Short exercise a: In the passage on the array substrate, what material may the source, drain and data line core materials all be made of?

Passage to read:
------------------------------------

An object of embodiments of the present invention is at least providing an array substrate, a manufacturing method of the array substrate, and a display device. The array substrate has a novel structure, and meets the requirement of diverse structures of array substrates in the market.
To achieve the above object, in an aspect of embodiments of the present invention, an array substrate is provided, the array substrate being divided into a plurality of pixel units, each of which is provided with a thin film transistor therein, the thin film transistor including an active layer, and a passivation layer, a source and a drain arranged on the active layer, wherein the passivation layer is formed with a source via hole penetrating through the passivation layer, a drain via hole penetrating through the passivation layer, and a data line slot communicated with the source via hole; the source is arranged in the source via hole to be connected with the active layer; the drain is arranged in the drain via hole to be connected with the active layer; and a data line is arranged in the data line slot to be electrically connected with the source arranged in the source via hole communicated with the data line slot.
Upper surfaces of the source, the drain and the data line slot may be flush with an upper surface of the passivation layer.
The source may include a source anti-diffusion metal layer and a source core material, the source anti-diffusion metal layer being located between an outer surface of the source via hole and the source core material;
the drain includes a drain anti-diffusion metal layer and a drain core material, the drain anti-diffusion metal layer being located between an outer surface of the drain via hole and the drain core material; and
the data line includes a data line anti-diffusion metal layer and a data line core material, the data line anti-diffusion metal layer being located between an outer surface of the data line slot and the data line core material.
The source core material, the drain core material and the data line core material may be all made of copper; and the source anti-diffusion metal layer, the drain anti-diffusion metal layer and the data line anti-diffusion metal layer may be all made of molybdenum or molybdenum alloy.
The array substrate may further include a pixel electrode arranged in each of the pixel units, the pixel electrode being formed on the passivation layer and electrically connected with the drain.

------------------------------------

Data lines:
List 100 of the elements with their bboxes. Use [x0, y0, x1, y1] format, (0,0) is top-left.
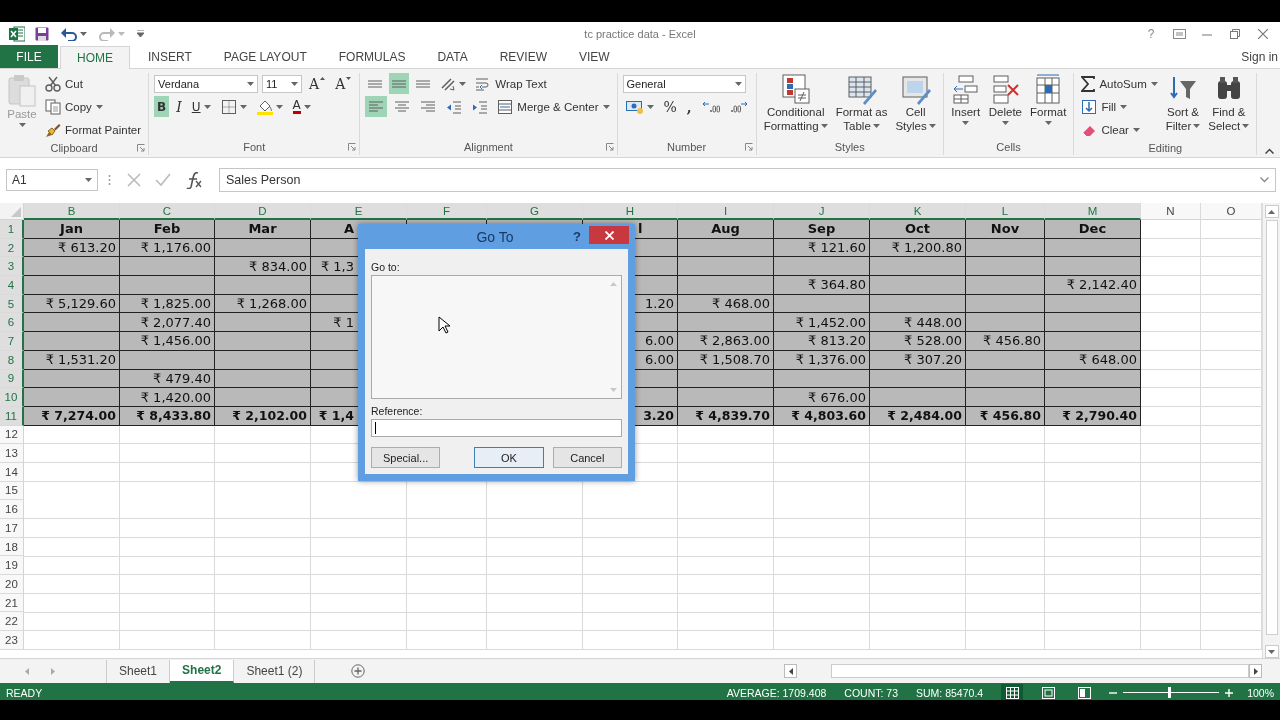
percent-style-button[interactable]: %	[660, 96, 680, 117]
scrollbar-thumb[interactable]	[831, 664, 1249, 678]
ribbon-button[interactable]: Delete	[986, 73, 1024, 127]
dialog-button[interactable]: Special...	[371, 447, 441, 468]
dialog-button[interactable]: Cancel	[552, 447, 622, 468]
ribbon-tab[interactable]: PAGE LAYOUT	[207, 45, 323, 68]
column-header[interactable]: C	[120, 203, 215, 220]
caret-icon	[928, 124, 936, 128]
customize-toolbar-button[interactable]	[135, 28, 146, 39]
row-header[interactable]: 6	[0, 313, 24, 333]
column-header[interactable]: H	[583, 203, 678, 220]
group-label: Editing	[1148, 141, 1183, 154]
launcher-icon	[137, 144, 146, 152]
column-header[interactable]: O	[1201, 203, 1262, 220]
zoom-in-button[interactable]	[1225, 688, 1234, 697]
decrease-indent-icon	[446, 98, 463, 115]
help-button[interactable]: ?	[573, 229, 581, 244]
row-header[interactable]: 23	[0, 631, 24, 650]
column-header[interactable]: E	[311, 203, 407, 220]
cancel-entry-button[interactable]	[127, 173, 141, 187]
ribbon-tab[interactable]: DATA	[421, 45, 484, 68]
ribbon-tab[interactable]: HOME	[60, 46, 130, 69]
underline-button[interactable]: U	[188, 96, 214, 117]
column-header[interactable]: L	[966, 203, 1045, 220]
ribbon-button[interactable]: AutoSum	[1079, 75, 1160, 92]
dialog-launcher-button[interactable]	[348, 143, 357, 151]
sheet-tab[interactable]: Sheet1 (2)	[234, 659, 316, 683]
ribbon-button[interactable]: Fill	[1079, 98, 1130, 115]
ribbon-button[interactable]: Cut	[43, 75, 85, 92]
ribbon-button[interactable]: Wrap Text	[473, 75, 549, 92]
formula-field[interactable]: Sales Person	[219, 168, 1276, 192]
sheet-tab[interactable]: Sheet2	[170, 659, 235, 683]
ribbon-button[interactable]: Merge & Center	[495, 98, 612, 115]
ribbon-button[interactable]: Insert	[948, 73, 983, 127]
ribbon-button[interactable]: Copy	[43, 98, 105, 115]
normal-view-button[interactable]	[1001, 684, 1024, 700]
collapse-ribbon-button[interactable]	[1265, 148, 1274, 154]
row-header[interactable]: 13	[0, 444, 24, 463]
reference-field[interactable]	[371, 419, 622, 437]
bold-button[interactable]: B	[154, 96, 170, 117]
column-header[interactable]: M	[1045, 203, 1141, 220]
merge-cells-icon	[497, 98, 514, 115]
column-header[interactable]: N	[1141, 203, 1201, 220]
row-header[interactable]: 16	[0, 500, 24, 519]
scrollbar-thumb[interactable]	[1265, 220, 1278, 635]
ribbon-button[interactable]: Conditional Formatting	[761, 73, 830, 133]
ribbon-tab[interactable]: FORMULAS	[322, 45, 422, 68]
close-button[interactable]	[589, 226, 629, 244]
ribbon-tab[interactable]: VIEW	[563, 45, 626, 68]
grow-font-button[interactable]: A	[306, 73, 329, 94]
ribbon-tab[interactable]: INSERT	[132, 45, 208, 68]
ribbon-button[interactable]: Format as Table	[833, 73, 890, 133]
ribbon-button[interactable]: Format	[1028, 73, 1069, 127]
list-box[interactable]	[371, 275, 622, 399]
sign-in-link[interactable]: Sign in	[1241, 49, 1280, 64]
insert-function-button[interactable]	[185, 171, 203, 189]
italic-button[interactable]: I	[173, 96, 185, 117]
file-tab[interactable]: FILE	[0, 45, 58, 68]
align-left-button[interactable]	[365, 96, 388, 117]
align-middle-button[interactable]	[389, 73, 410, 94]
column-header[interactable]: D	[215, 203, 311, 220]
row-header[interactable]: 4	[0, 276, 24, 295]
row-header[interactable]: 7	[0, 332, 24, 351]
row-header[interactable]: 20	[0, 575, 24, 594]
row-header[interactable]: 1	[0, 220, 24, 239]
row-header[interactable]: 22	[0, 612, 24, 632]
name-box[interactable]: A1	[6, 169, 98, 191]
ribbon-button[interactable]: Format Painter	[43, 121, 144, 138]
help-button[interactable]: ?	[1140, 23, 1162, 44]
confirm-entry-button[interactable]	[155, 173, 171, 187]
column-header[interactable]: B	[24, 203, 120, 220]
column-header[interactable]: J	[774, 203, 870, 220]
row-header[interactable]: 17	[0, 519, 24, 538]
dialog-launcher-button[interactable]	[137, 144, 146, 152]
ribbon-button[interactable]: Find & Select	[1206, 73, 1252, 133]
ribbon-dropdown[interactable]: General	[622, 74, 746, 93]
row-header[interactable]: 19	[0, 556, 24, 576]
scroll-right-button[interactable]	[1249, 664, 1262, 678]
column-header[interactable]: K	[870, 203, 966, 220]
ribbon-button[interactable]: Sort & Filter	[1163, 73, 1203, 133]
ribbon-button[interactable]: Cell Styles	[893, 73, 938, 133]
ribbon-dropdown[interactable]: 11	[262, 74, 303, 93]
font-color-button[interactable]: A	[289, 96, 314, 117]
column-header[interactable]: G	[487, 203, 583, 220]
ribbon-tab[interactable]: REVIEW	[483, 45, 563, 68]
column-header[interactable]: F	[407, 203, 487, 220]
scroll-down-button[interactable]	[1264, 645, 1279, 658]
comma-style-button[interactable]: ,	[683, 96, 695, 117]
row-header[interactable]: 3	[0, 257, 24, 277]
shrink-font-button[interactable]: A	[332, 73, 355, 94]
add-sheet-button[interactable]	[351, 664, 366, 678]
ribbon-dropdown[interactable]: Verdana	[154, 74, 259, 93]
dialog-launcher-button[interactable]	[605, 143, 614, 151]
column-header[interactable]: I	[678, 203, 774, 220]
row-header[interactable]: 10	[0, 388, 24, 407]
scroll-up-button[interactable]	[1264, 205, 1279, 218]
scroll-left-button[interactable]	[784, 664, 797, 678]
ribbon-button[interactable]: Clear	[1079, 121, 1142, 138]
dialog-button[interactable]: OK	[474, 447, 544, 468]
dialog-launcher-button[interactable]	[744, 143, 753, 151]
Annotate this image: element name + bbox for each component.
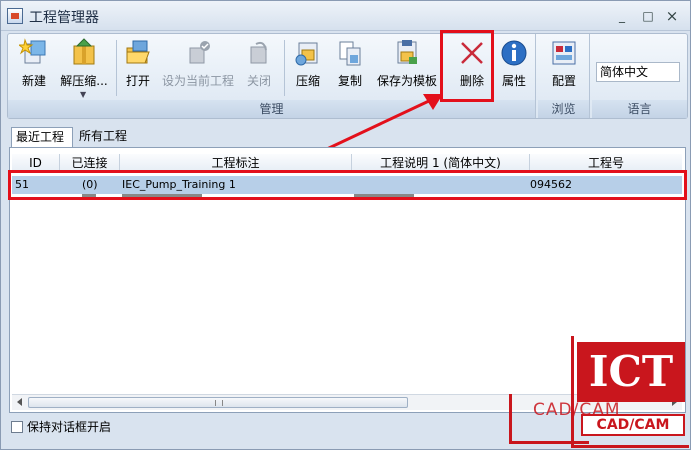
language-dropdown[interactable]: 简体中文 xyxy=(596,62,680,82)
new-button[interactable]: 新建 xyxy=(14,38,54,98)
row-highlight-box xyxy=(8,170,687,200)
group-language: 简体中文 语言 xyxy=(592,34,687,118)
properties-button[interactable]: 属性 xyxy=(496,38,532,98)
app-icon xyxy=(7,8,23,24)
unzip-button[interactable]: 解压缩... ▼ xyxy=(56,38,112,99)
new-project-icon xyxy=(19,38,46,64)
compress-icon xyxy=(295,42,318,66)
configure-button[interactable]: 配置 xyxy=(544,38,584,98)
configure-icon xyxy=(552,41,576,65)
separator xyxy=(116,40,117,96)
close-project-icon xyxy=(250,41,267,64)
project-manager-window: 工程管理器 _ □ × 新建 解压缩... ▼ 打开 设为当前工程 关闭 压缩 … xyxy=(0,0,691,450)
set-current-label: 设为当前工程 xyxy=(161,74,234,88)
group-browse: 配置 浏览 xyxy=(538,34,590,118)
tab-all[interactable]: 所有工程 xyxy=(75,127,137,147)
minimize-button[interactable]: _ xyxy=(613,7,631,25)
scroll-thumb[interactable] xyxy=(28,397,408,408)
title-bar: 工程管理器 _ □ × xyxy=(1,1,690,31)
window-title: 工程管理器 xyxy=(29,10,99,26)
open-button[interactable]: 打开 xyxy=(120,38,156,98)
info-icon xyxy=(501,40,527,66)
keep-open-checkbox[interactable] xyxy=(11,421,23,433)
grip-icon xyxy=(215,400,223,406)
group-label-language: 语言 xyxy=(592,100,687,118)
keep-open-label: 保持对话框开启 xyxy=(27,420,112,434)
close-project-button[interactable]: 关闭 xyxy=(242,38,276,98)
separator xyxy=(284,40,285,96)
unzip-icon xyxy=(73,38,95,65)
scroll-left-icon[interactable] xyxy=(17,398,22,406)
logo-ict: ICT xyxy=(577,342,685,402)
open-label: 打开 xyxy=(125,74,150,88)
maximize-button[interactable]: □ xyxy=(639,7,657,25)
logo-cadcam: CAD/CAM xyxy=(581,414,685,436)
configure-label: 配置 xyxy=(551,74,576,88)
set-current-icon xyxy=(189,41,210,64)
tab-recent[interactable]: 最近工程 xyxy=(11,127,73,147)
set-current-button[interactable]: 设为当前工程 xyxy=(156,38,240,98)
group-label-browse: 浏览 xyxy=(538,100,589,118)
group-label-manage: 管理 xyxy=(8,100,535,118)
copy-icon xyxy=(339,41,361,66)
watermark-logo: ICT CAD/CAM CAD/CAM xyxy=(501,336,691,450)
save-template-icon xyxy=(397,40,417,64)
open-folder-icon xyxy=(126,40,150,64)
unzip-label: 解压缩... xyxy=(60,74,108,88)
new-label: 新建 xyxy=(21,74,46,88)
close-project-label: 关闭 xyxy=(246,74,271,88)
properties-label: 属性 xyxy=(501,74,526,88)
dropdown-arrow-icon: ▼ xyxy=(80,90,87,99)
close-window-button[interactable]: × xyxy=(663,7,681,25)
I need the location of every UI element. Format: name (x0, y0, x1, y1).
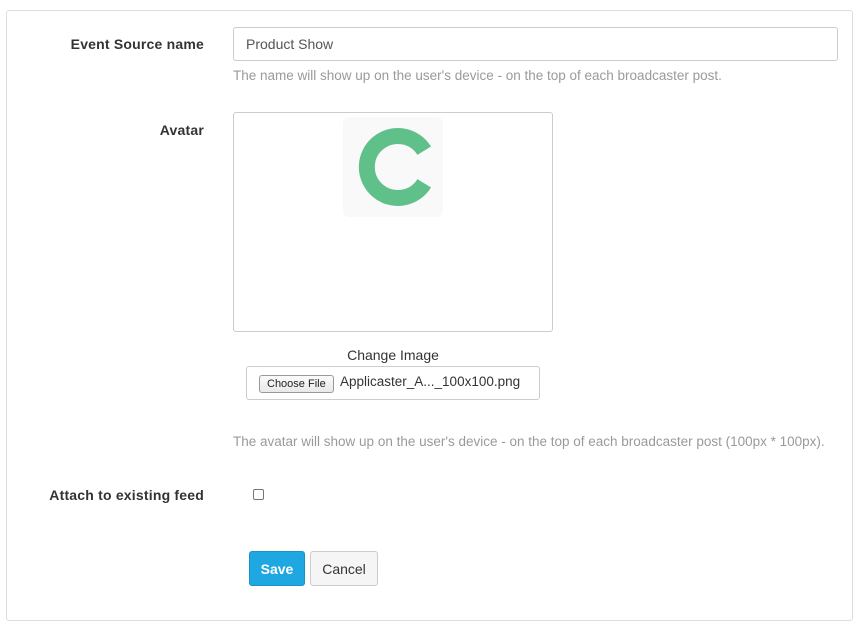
choose-file-button[interactable]: Choose File (259, 375, 334, 393)
cancel-button[interactable]: Cancel (310, 551, 378, 586)
event-source-name-help: The name will show up on the user's devi… (233, 68, 722, 83)
avatar-label: Avatar (159, 122, 204, 138)
avatar-help: The avatar will show up on the user's de… (233, 434, 825, 449)
avatar-preview-box (233, 112, 553, 332)
save-button[interactable]: Save (249, 551, 305, 586)
event-source-name-label: Event Source name (70, 36, 204, 52)
event-source-name-input[interactable] (233, 27, 838, 61)
attach-feed-label: Attach to existing feed (49, 487, 204, 503)
attach-feed-checkbox[interactable] (253, 489, 264, 500)
avatar-image (343, 117, 443, 217)
selected-file-name: Applicaster_A..._100x100.png (340, 374, 521, 389)
applicaster-logo-icon (358, 128, 431, 206)
file-input[interactable]: Choose File Applicaster_A..._100x100.png (246, 366, 540, 400)
change-image-label: Change Image (347, 347, 439, 363)
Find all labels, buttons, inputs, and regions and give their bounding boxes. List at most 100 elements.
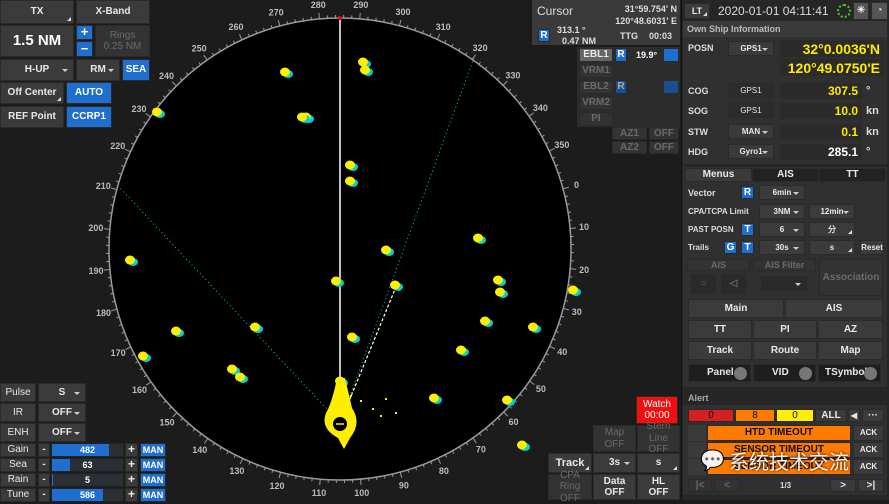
sea-stab-button[interactable]: SEA bbox=[122, 59, 150, 81]
all-alerts-button[interactable]: ALL bbox=[815, 409, 847, 422]
alarm-count[interactable]: 0 bbox=[688, 409, 734, 422]
pi-menu-button[interactable]: PI bbox=[753, 320, 817, 339]
ais-target-icon[interactable]: ○ bbox=[691, 274, 716, 294]
tab-menus[interactable]: Menus bbox=[685, 168, 752, 182]
cpa-ring-button[interactable]: CPA RingOFF bbox=[548, 474, 592, 500]
ebl2-color-swatch[interactable] bbox=[664, 81, 678, 93]
sea-slider[interactable]: 63 bbox=[51, 458, 124, 472]
track-unit-button[interactable]: s bbox=[637, 453, 680, 473]
pulse-select[interactable]: S bbox=[38, 383, 86, 402]
next-page-button[interactable]: > bbox=[830, 479, 856, 492]
trails-select[interactable]: 30s bbox=[759, 240, 805, 255]
vector-select[interactable]: 6min bbox=[759, 185, 805, 200]
cursor-mode-button[interactable]: R bbox=[538, 29, 550, 42]
motion-select[interactable]: RM bbox=[76, 59, 120, 81]
vid-toggle[interactable]: VID bbox=[753, 364, 816, 382]
vrm2-button[interactable]: VRM2 bbox=[579, 96, 613, 110]
warning-count[interactable]: 8 bbox=[735, 409, 775, 422]
range-increase-button[interactable]: + bbox=[76, 25, 93, 40]
hdg-source-select[interactable]: Gyro1 bbox=[728, 144, 774, 159]
past-posn-unit-button[interactable]: 分 bbox=[809, 222, 855, 237]
reset-button[interactable]: Reset bbox=[860, 240, 884, 255]
sea-increase-button[interactable]: + bbox=[125, 458, 138, 472]
track-menu-button[interactable]: Track bbox=[688, 341, 752, 360]
track-interval-select[interactable]: 3s bbox=[593, 453, 636, 473]
trails-unit-button[interactable]: s bbox=[809, 240, 855, 255]
trails-g-button[interactable]: G bbox=[724, 241, 737, 254]
sea-mode-button[interactable]: MAN bbox=[140, 458, 166, 472]
gain-increase-button[interactable]: + bbox=[125, 443, 138, 457]
tt-menu-button[interactable]: TT bbox=[688, 320, 752, 339]
gain-mode-button[interactable]: MAN bbox=[140, 443, 166, 457]
vrm1-button[interactable]: VRM1 bbox=[579, 64, 613, 78]
more-button[interactable]: ··· bbox=[862, 409, 884, 422]
ais-menu-button[interactable]: AIS bbox=[785, 299, 883, 318]
az1-button[interactable]: AZ1 bbox=[612, 127, 647, 140]
map-menu-button[interactable]: Map bbox=[818, 341, 883, 360]
rain-slider[interactable]: 5 bbox=[51, 473, 124, 487]
main-menu-button[interactable]: Main bbox=[688, 299, 784, 318]
tx-button[interactable]: TX bbox=[0, 0, 74, 24]
ref-point-button[interactable]: REF Point bbox=[0, 106, 64, 128]
stw-source-select[interactable]: MAN bbox=[728, 124, 774, 139]
ebl1-mode-button[interactable]: R bbox=[615, 48, 627, 62]
orientation-select[interactable]: H-UP bbox=[0, 59, 74, 81]
ebl2-mode-button[interactable]: R bbox=[615, 80, 627, 94]
trails-t-button[interactable]: T bbox=[741, 241, 754, 254]
map-button[interactable]: MapOFF bbox=[593, 425, 636, 452]
radar-echo bbox=[250, 323, 260, 332]
route-menu-button[interactable]: Route bbox=[753, 341, 817, 360]
prev-page-button[interactable]: < bbox=[714, 479, 740, 492]
past-posn-mode-button[interactable]: T bbox=[741, 223, 754, 236]
ack-button[interactable]: ACK bbox=[853, 425, 884, 441]
ccrp-button[interactable]: CCRP1 bbox=[66, 106, 112, 128]
az2-button[interactable]: AZ2 bbox=[612, 141, 647, 154]
watch-button[interactable]: Watch00:00 bbox=[636, 396, 678, 424]
ebl1-button[interactable]: EBL1 bbox=[579, 48, 613, 62]
sea-decrease-button[interactable]: - bbox=[38, 458, 50, 472]
ais-sleeping-icon[interactable]: ◁ bbox=[721, 274, 746, 294]
az2-state[interactable]: OFF bbox=[649, 141, 679, 154]
gain-decrease-button[interactable]: - bbox=[38, 443, 50, 457]
first-page-button[interactable]: |< bbox=[688, 479, 712, 492]
az-menu-button[interactable]: AZ bbox=[818, 320, 883, 339]
ebl1-color-swatch[interactable] bbox=[664, 49, 678, 61]
data-button[interactable]: DataOFF bbox=[593, 474, 636, 500]
tsymbol-toggle[interactable]: TSymbol bbox=[818, 364, 881, 382]
band-button[interactable]: X-Band bbox=[76, 0, 150, 24]
cursor-bearing: 313.1 ° bbox=[557, 25, 586, 35]
brightness-icon[interactable]: ☀ bbox=[853, 2, 869, 20]
ack-button[interactable]: ACK bbox=[853, 442, 884, 458]
range-decrease-button[interactable]: − bbox=[76, 41, 93, 57]
hl-button[interactable]: HLOFF bbox=[637, 474, 680, 500]
panel-toggle[interactable]: Panel bbox=[688, 364, 751, 382]
association-button[interactable]: Association bbox=[819, 259, 883, 296]
alert-item[interactable]: HTD TIMEOUT bbox=[707, 425, 851, 441]
gain-slider[interactable]: 482 bbox=[51, 443, 124, 457]
stern-line-button[interactable]: SternLine OFF bbox=[637, 425, 680, 452]
vector-mode-button[interactable]: R bbox=[741, 186, 754, 199]
tcpa-select[interactable]: 12min bbox=[809, 204, 855, 219]
mute-icon[interactable]: ◀ bbox=[848, 409, 860, 422]
off-center-button[interactable]: Off Center bbox=[0, 82, 64, 104]
time-mode-button[interactable]: LT bbox=[684, 3, 710, 19]
last-page-button[interactable]: >| bbox=[858, 479, 884, 492]
dimmer-dial-icon[interactable]: ◔ bbox=[871, 2, 888, 20]
rain-increase-button[interactable]: + bbox=[125, 473, 138, 487]
posn-source-select[interactable]: GPS1 bbox=[728, 41, 774, 56]
ais-filter-select[interactable] bbox=[761, 276, 807, 291]
auto-button[interactable]: AUTO bbox=[66, 82, 112, 104]
ack-button[interactable]: ACK bbox=[853, 459, 884, 475]
az1-state[interactable]: OFF bbox=[649, 127, 679, 140]
caution-count[interactable]: 0 bbox=[776, 409, 814, 422]
pi-button[interactable]: PI bbox=[579, 112, 613, 126]
tab-ais[interactable]: AIS bbox=[752, 168, 819, 182]
cpa-select[interactable]: 3NM bbox=[759, 204, 805, 219]
ebl2-button[interactable]: EBL2 bbox=[579, 80, 613, 94]
past-posn-select[interactable]: 6 bbox=[759, 222, 805, 237]
ir-select[interactable]: OFF bbox=[38, 403, 86, 422]
rain-mode-button[interactable]: MAN bbox=[140, 473, 166, 487]
tab-tt[interactable]: TT bbox=[819, 168, 886, 182]
enh-select[interactable]: OFF bbox=[38, 423, 86, 442]
rain-decrease-button[interactable]: - bbox=[38, 473, 50, 487]
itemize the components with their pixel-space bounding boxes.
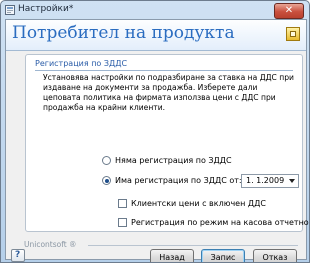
cancel-button[interactable]: Отказ bbox=[253, 249, 297, 262]
vat-registered-label[interactable]: Има регистрация по ЗДДС от: bbox=[115, 176, 242, 185]
brand-label: Unicontsoft ® bbox=[24, 240, 77, 249]
section-title: Регистрация по ЗДДС bbox=[35, 59, 128, 68]
dialog-body: Потребител на продукта Регистрация по ЗД… bbox=[5, 19, 309, 262]
help-button[interactable] bbox=[11, 249, 25, 262]
back-button[interactable]: Назад bbox=[150, 249, 194, 262]
footer-divider bbox=[88, 245, 298, 246]
close-button[interactable]: ✕ bbox=[274, 3, 304, 19]
save-button[interactable]: Запис bbox=[201, 249, 245, 262]
no-vat-radio[interactable] bbox=[102, 156, 111, 165]
vat-registration-section: Регистрация по ЗДДС Установява настройки… bbox=[25, 54, 309, 232]
chevron-down-icon[interactable] bbox=[289, 179, 295, 183]
window-frame-icon bbox=[286, 27, 300, 41]
title-bar[interactable]: Настройки* ✕ bbox=[1, 1, 309, 19]
section-divider bbox=[35, 70, 293, 71]
vat-date-picker[interactable]: 1. 1.2009 bbox=[241, 174, 299, 188]
prices-with-vat-checkbox[interactable] bbox=[118, 199, 127, 208]
no-vat-label[interactable]: Няма регистрация по ЗДДС bbox=[115, 156, 232, 165]
close-icon: ✕ bbox=[284, 5, 294, 16]
app-icon bbox=[5, 5, 15, 15]
cash-register-checkbox[interactable] bbox=[118, 218, 127, 227]
cash-register-label[interactable]: Регистрация по режим на касова отчетност bbox=[131, 218, 309, 227]
vat-date-value: 1. 1.2009 bbox=[246, 176, 285, 185]
prices-with-vat-label[interactable]: Клиентски цени с включен ДДС bbox=[131, 199, 266, 208]
settings-window: Настройки* ✕ Потребител на продукта Реги… bbox=[0, 0, 310, 263]
page-title: Потребител на продукта bbox=[12, 23, 235, 43]
vat-registered-radio[interactable] bbox=[102, 176, 111, 185]
window-title: Настройки* bbox=[18, 4, 74, 14]
page-header: Потребител на продукта bbox=[6, 20, 306, 51]
section-description: Установява настройки по подразбиране за … bbox=[43, 73, 294, 112]
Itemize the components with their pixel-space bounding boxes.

------------------------------------

Short exercise b: From the entries, duplicate the lines starting at the line that contains "cancel-button[interactable]: Отказ bbox=[253, 249, 297, 262]" and ending at the line that contains "vat-registration-section: Регистрация по", with both of those lines included.

Exercise answer a: Copper.

Exercise answer b:
cancel-button[interactable]: Отказ bbox=[253, 249, 297, 262]
vat-registered-label[interactable]: Има регистрация по ЗДДС от: bbox=[115, 176, 242, 185]
brand-label: Unicontsoft ® bbox=[24, 240, 77, 249]
section-title: Регистрация по ЗДДС bbox=[35, 59, 128, 68]
dialog-body: Потребител на продукта Регистрация по ЗД… bbox=[5, 19, 309, 262]
help-button[interactable] bbox=[11, 249, 25, 262]
back-button[interactable]: Назад bbox=[150, 249, 194, 262]
footer-divider bbox=[88, 245, 298, 246]
close-button[interactable]: ✕ bbox=[274, 3, 304, 19]
save-button[interactable]: Запис bbox=[201, 249, 245, 262]
no-vat-radio[interactable] bbox=[102, 156, 111, 165]
vat-registration-section: Регистрация по ЗДДС Установява настройки… bbox=[25, 54, 309, 232]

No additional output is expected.